TASK OBJECTIVE
Output a faithful copy of the entries, every picture removed.

+ + + + +

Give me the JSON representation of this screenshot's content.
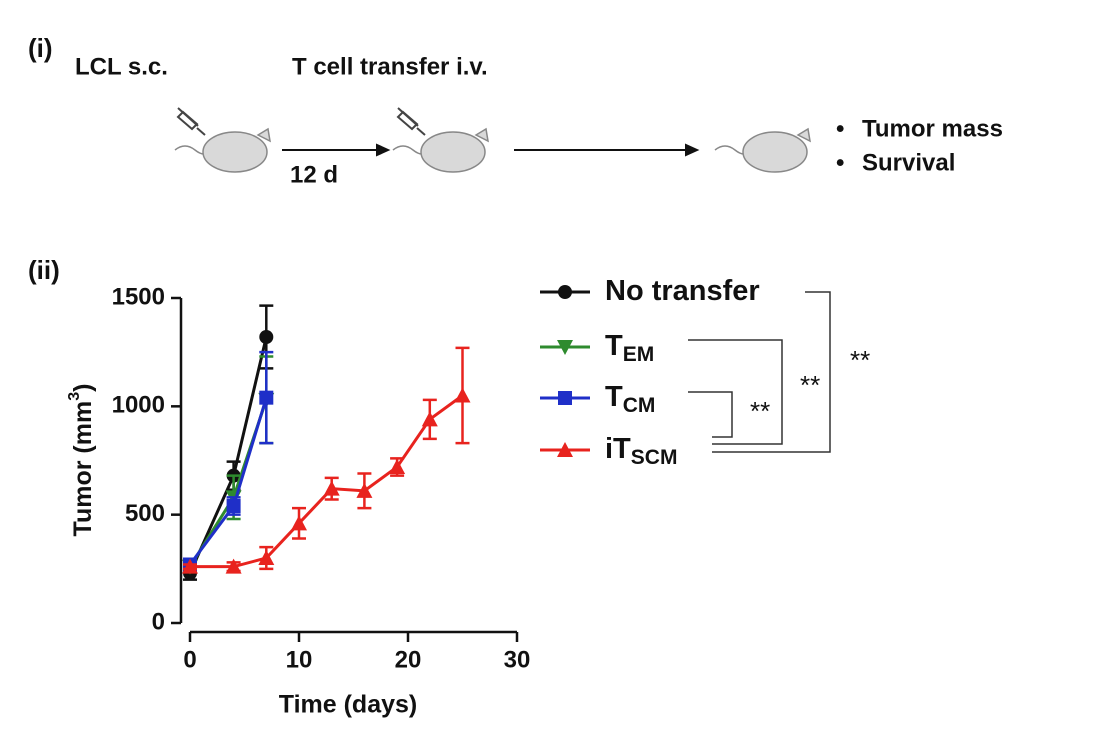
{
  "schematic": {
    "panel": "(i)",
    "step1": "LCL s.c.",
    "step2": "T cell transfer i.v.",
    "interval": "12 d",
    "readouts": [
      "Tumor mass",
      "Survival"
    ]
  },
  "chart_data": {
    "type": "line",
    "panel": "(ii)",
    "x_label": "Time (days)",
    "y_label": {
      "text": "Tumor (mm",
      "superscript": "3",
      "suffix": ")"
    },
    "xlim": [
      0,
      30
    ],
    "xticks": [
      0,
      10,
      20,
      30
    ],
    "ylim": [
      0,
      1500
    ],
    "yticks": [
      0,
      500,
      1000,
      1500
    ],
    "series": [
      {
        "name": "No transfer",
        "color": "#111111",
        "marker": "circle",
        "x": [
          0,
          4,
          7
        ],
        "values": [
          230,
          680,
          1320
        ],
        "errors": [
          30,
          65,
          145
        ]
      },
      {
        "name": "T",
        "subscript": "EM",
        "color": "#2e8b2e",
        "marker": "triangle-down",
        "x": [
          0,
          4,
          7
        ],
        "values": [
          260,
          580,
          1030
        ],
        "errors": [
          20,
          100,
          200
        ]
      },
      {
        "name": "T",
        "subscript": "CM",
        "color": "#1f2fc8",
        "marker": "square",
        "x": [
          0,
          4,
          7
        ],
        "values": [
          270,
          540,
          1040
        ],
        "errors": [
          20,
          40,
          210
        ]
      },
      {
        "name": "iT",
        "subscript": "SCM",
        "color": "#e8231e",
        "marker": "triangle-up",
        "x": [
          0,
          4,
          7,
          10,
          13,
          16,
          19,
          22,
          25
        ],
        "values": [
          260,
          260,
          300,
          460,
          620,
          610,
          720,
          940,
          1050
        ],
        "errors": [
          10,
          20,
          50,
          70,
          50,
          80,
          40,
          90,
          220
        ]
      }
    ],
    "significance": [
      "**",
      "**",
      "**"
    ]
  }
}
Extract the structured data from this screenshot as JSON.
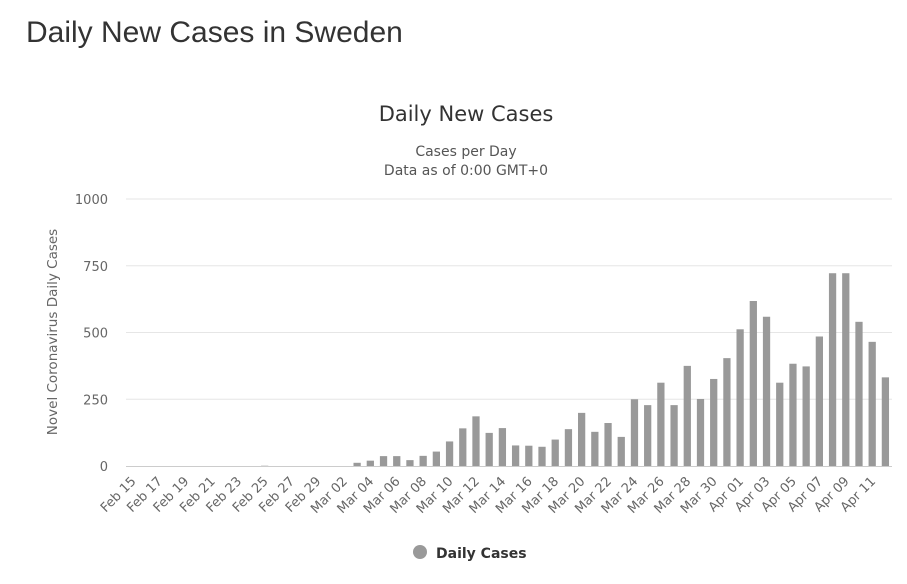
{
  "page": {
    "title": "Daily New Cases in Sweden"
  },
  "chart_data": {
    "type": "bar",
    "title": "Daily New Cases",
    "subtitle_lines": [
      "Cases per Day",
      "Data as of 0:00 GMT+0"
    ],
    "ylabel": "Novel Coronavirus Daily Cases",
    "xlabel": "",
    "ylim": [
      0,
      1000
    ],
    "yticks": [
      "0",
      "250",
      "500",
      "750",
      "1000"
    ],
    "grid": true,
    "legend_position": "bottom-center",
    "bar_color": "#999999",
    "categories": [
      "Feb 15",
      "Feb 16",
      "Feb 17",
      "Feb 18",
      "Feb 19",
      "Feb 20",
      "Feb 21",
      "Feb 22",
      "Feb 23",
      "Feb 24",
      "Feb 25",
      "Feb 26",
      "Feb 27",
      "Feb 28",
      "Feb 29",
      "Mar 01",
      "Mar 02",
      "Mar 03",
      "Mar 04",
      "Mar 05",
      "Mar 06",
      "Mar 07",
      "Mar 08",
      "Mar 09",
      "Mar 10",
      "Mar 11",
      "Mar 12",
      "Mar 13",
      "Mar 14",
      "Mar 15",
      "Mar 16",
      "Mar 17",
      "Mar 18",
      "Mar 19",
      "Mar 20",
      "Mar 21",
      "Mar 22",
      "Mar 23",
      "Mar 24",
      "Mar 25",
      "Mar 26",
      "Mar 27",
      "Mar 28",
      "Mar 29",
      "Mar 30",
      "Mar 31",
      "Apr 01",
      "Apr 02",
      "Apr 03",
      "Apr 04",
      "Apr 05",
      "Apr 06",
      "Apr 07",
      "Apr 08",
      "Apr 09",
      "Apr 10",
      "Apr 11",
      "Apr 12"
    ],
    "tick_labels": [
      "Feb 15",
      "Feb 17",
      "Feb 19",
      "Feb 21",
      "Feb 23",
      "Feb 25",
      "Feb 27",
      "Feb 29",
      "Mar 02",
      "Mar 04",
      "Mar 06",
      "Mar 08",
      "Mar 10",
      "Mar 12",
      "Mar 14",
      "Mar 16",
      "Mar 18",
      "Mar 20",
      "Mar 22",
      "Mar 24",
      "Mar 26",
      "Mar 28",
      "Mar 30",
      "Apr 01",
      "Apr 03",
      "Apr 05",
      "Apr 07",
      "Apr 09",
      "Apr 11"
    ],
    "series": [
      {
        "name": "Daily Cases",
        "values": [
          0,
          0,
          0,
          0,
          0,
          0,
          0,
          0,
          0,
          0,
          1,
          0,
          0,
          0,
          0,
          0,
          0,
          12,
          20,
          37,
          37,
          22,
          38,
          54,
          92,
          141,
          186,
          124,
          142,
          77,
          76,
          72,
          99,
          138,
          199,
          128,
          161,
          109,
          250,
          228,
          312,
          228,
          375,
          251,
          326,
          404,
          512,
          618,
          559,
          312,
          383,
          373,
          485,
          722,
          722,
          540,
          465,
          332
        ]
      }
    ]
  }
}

+ + + + +

SOLUTION FOR THIS PROBLEM
Give me the JSON representation of this screenshot's content.
{
  "schematic": {
    "panel": "(i)",
    "step1": "LCL s.c.",
    "step2": "T cell transfer i.v.",
    "interval": "12 d",
    "readouts": [
      "Tumor mass",
      "Survival"
    ]
  },
  "chart_data": {
    "type": "line",
    "panel": "(ii)",
    "x_label": "Time (days)",
    "y_label": {
      "text": "Tumor (mm",
      "superscript": "3",
      "suffix": ")"
    },
    "xlim": [
      0,
      30
    ],
    "xticks": [
      0,
      10,
      20,
      30
    ],
    "ylim": [
      0,
      1500
    ],
    "yticks": [
      0,
      500,
      1000,
      1500
    ],
    "series": [
      {
        "name": "No transfer",
        "color": "#111111",
        "marker": "circle",
        "x": [
          0,
          4,
          7
        ],
        "values": [
          230,
          680,
          1320
        ],
        "errors": [
          30,
          65,
          145
        ]
      },
      {
        "name": "T",
        "subscript": "EM",
        "color": "#2e8b2e",
        "marker": "triangle-down",
        "x": [
          0,
          4,
          7
        ],
        "values": [
          260,
          580,
          1030
        ],
        "errors": [
          20,
          100,
          200
        ]
      },
      {
        "name": "T",
        "subscript": "CM",
        "color": "#1f2fc8",
        "marker": "square",
        "x": [
          0,
          4,
          7
        ],
        "values": [
          270,
          540,
          1040
        ],
        "errors": [
          20,
          40,
          210
        ]
      },
      {
        "name": "iT",
        "subscript": "SCM",
        "color": "#e8231e",
        "marker": "triangle-up",
        "x": [
          0,
          4,
          7,
          10,
          13,
          16,
          19,
          22,
          25
        ],
        "values": [
          260,
          260,
          300,
          460,
          620,
          610,
          720,
          940,
          1050
        ],
        "errors": [
          10,
          20,
          50,
          70,
          50,
          80,
          40,
          90,
          220
        ]
      }
    ],
    "significance": [
      "**",
      "**",
      "**"
    ]
  }
}
Extract the structured data from this screenshot as JSON.
{
  "page": {
    "title": "Daily New Cases in Sweden"
  },
  "chart_data": {
    "type": "bar",
    "title": "Daily New Cases",
    "subtitle_lines": [
      "Cases per Day",
      "Data as of 0:00 GMT+0"
    ],
    "ylabel": "Novel Coronavirus Daily Cases",
    "xlabel": "",
    "ylim": [
      0,
      1000
    ],
    "yticks": [
      "0",
      "250",
      "500",
      "750",
      "1000"
    ],
    "grid": true,
    "legend_position": "bottom-center",
    "bar_color": "#999999",
    "categories": [
      "Feb 15",
      "Feb 16",
      "Feb 17",
      "Feb 18",
      "Feb 19",
      "Feb 20",
      "Feb 21",
      "Feb 22",
      "Feb 23",
      "Feb 24",
      "Feb 25",
      "Feb 26",
      "Feb 27",
      "Feb 28",
      "Feb 29",
      "Mar 01",
      "Mar 02",
      "Mar 03",
      "Mar 04",
      "Mar 05",
      "Mar 06",
      "Mar 07",
      "Mar 08",
      "Mar 09",
      "Mar 10",
      "Mar 11",
      "Mar 12",
      "Mar 13",
      "Mar 14",
      "Mar 15",
      "Mar 16",
      "Mar 17",
      "Mar 18",
      "Mar 19",
      "Mar 20",
      "Mar 21",
      "Mar 22",
      "Mar 23",
      "Mar 24",
      "Mar 25",
      "Mar 26",
      "Mar 27",
      "Mar 28",
      "Mar 29",
      "Mar 30",
      "Mar 31",
      "Apr 01",
      "Apr 02",
      "Apr 03",
      "Apr 04",
      "Apr 05",
      "Apr 06",
      "Apr 07",
      "Apr 08",
      "Apr 09",
      "Apr 10",
      "Apr 11",
      "Apr 12"
    ],
    "tick_labels": [
      "Feb 15",
      "Feb 17",
      "Feb 19",
      "Feb 21",
      "Feb 23",
      "Feb 25",
      "Feb 27",
      "Feb 29",
      "Mar 02",
      "Mar 04",
      "Mar 06",
      "Mar 08",
      "Mar 10",
      "Mar 12",
      "Mar 14",
      "Mar 16",
      "Mar 18",
      "Mar 20",
      "Mar 22",
      "Mar 24",
      "Mar 26",
      "Mar 28",
      "Mar 30",
      "Apr 01",
      "Apr 03",
      "Apr 05",
      "Apr 07",
      "Apr 09",
      "Apr 11"
    ],
    "series": [
      {
        "name": "Daily Cases",
        "values": [
          0,
          0,
          0,
          0,
          0,
          0,
          0,
          0,
          0,
          0,
          1,
          0,
          0,
          0,
          0,
          0,
          0,
          12,
          20,
          37,
          37,
          22,
          38,
          54,
          92,
          141,
          186,
          124,
          142,
          77,
          76,
          72,
          99,
          138,
          199,
          128,
          161,
          109,
          250,
          228,
          312,
          228,
          375,
          251,
          326,
          404,
          512,
          618,
          559,
          312,
          383,
          373,
          485,
          722,
          722,
          540,
          465,
          332
        ]
      }
    ]
  }
}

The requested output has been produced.